WORK INSTRUCTIONS =>
Show every line of the records below that contains the word "competitions".

(Data excerpts)
···
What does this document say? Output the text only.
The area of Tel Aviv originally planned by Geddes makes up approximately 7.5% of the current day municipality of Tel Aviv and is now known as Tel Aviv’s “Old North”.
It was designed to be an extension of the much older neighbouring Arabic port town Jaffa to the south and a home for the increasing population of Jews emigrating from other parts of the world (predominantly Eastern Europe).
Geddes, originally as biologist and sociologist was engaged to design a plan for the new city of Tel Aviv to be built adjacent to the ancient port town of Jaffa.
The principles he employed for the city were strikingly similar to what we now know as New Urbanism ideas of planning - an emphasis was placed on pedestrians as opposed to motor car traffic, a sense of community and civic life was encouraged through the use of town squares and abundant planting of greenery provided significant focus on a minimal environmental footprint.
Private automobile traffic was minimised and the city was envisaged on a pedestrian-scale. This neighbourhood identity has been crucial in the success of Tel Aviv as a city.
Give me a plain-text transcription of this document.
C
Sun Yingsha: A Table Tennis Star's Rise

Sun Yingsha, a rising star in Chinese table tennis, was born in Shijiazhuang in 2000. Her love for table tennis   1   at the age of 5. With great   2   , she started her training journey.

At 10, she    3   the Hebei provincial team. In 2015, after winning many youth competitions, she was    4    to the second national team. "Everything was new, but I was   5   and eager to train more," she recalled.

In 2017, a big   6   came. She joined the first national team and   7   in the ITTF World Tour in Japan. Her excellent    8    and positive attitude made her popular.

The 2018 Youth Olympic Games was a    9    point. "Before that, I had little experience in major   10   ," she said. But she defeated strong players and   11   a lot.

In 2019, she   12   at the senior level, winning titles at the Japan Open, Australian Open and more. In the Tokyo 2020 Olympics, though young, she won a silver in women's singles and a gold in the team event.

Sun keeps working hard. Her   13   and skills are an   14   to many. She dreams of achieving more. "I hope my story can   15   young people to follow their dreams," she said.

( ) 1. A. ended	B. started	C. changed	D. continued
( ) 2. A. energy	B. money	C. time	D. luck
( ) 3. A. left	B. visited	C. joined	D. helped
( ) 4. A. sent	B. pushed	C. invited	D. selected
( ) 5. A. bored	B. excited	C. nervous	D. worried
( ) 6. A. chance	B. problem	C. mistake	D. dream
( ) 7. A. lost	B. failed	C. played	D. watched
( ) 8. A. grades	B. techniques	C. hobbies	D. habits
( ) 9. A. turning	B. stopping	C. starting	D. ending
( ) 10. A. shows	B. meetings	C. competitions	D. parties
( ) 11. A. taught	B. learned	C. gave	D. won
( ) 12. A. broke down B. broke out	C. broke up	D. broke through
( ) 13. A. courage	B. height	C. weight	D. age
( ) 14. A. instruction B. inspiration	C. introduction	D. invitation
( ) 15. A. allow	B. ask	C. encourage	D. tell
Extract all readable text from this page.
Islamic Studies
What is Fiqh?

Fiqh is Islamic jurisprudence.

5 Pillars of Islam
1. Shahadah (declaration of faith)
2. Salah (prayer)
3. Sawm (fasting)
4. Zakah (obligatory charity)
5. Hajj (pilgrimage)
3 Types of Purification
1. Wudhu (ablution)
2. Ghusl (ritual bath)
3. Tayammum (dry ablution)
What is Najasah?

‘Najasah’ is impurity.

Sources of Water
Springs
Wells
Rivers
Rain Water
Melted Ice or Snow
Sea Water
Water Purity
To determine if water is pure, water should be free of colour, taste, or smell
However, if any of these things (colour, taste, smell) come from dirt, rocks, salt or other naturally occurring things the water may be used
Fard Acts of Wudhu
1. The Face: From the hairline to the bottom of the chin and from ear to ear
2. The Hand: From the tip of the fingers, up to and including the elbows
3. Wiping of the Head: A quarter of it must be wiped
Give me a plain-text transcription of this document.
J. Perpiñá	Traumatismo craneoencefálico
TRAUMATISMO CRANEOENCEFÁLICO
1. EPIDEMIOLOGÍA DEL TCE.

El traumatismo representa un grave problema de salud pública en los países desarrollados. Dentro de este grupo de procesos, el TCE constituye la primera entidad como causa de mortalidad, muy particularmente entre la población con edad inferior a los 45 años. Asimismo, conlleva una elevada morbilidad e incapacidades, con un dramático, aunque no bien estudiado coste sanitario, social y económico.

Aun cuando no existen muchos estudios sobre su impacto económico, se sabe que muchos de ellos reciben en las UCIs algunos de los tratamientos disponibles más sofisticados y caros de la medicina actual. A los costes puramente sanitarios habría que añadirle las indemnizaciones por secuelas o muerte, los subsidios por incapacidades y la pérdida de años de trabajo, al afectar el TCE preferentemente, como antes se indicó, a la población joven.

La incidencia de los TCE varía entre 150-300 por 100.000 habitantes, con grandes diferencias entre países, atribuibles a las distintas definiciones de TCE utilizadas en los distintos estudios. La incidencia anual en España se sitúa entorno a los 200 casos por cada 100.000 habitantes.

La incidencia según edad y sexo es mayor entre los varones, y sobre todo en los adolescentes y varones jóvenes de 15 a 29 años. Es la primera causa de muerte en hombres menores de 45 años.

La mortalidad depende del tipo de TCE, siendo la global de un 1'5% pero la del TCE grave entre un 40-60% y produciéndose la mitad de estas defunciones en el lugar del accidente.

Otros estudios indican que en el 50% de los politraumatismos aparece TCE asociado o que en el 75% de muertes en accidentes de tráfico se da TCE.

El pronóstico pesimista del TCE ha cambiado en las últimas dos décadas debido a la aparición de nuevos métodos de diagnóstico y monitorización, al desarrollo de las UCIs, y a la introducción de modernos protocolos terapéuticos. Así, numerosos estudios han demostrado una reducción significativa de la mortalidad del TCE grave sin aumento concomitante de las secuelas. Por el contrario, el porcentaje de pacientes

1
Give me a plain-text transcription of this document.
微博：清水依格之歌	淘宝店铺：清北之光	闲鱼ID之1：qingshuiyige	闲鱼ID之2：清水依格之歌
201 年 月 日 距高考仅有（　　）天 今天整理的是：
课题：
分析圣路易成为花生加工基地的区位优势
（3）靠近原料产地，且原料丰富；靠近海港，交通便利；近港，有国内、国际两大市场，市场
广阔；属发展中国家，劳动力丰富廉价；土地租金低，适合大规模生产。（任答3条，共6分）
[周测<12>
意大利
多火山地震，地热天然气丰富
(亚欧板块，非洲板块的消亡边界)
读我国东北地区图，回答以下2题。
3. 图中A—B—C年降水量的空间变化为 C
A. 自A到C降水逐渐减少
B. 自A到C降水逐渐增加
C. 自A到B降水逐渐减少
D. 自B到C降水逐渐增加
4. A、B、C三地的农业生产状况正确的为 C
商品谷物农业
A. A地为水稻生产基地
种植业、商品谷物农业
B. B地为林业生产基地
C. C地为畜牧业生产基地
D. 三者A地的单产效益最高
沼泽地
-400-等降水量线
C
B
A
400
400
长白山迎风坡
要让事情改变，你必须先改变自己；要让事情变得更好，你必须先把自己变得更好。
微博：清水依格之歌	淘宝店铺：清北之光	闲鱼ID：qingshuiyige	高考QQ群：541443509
···
WRITTEN RESPONSE =>
At 10, she    3   the Hebei provincial team. In 2015, after winning many youth competitions, she was    4    to the second national team. "Everything was new, but I was   5   and eager to train more," she recalled.
( ) 10. A. shows	B. meetings	C. competitions	D. parties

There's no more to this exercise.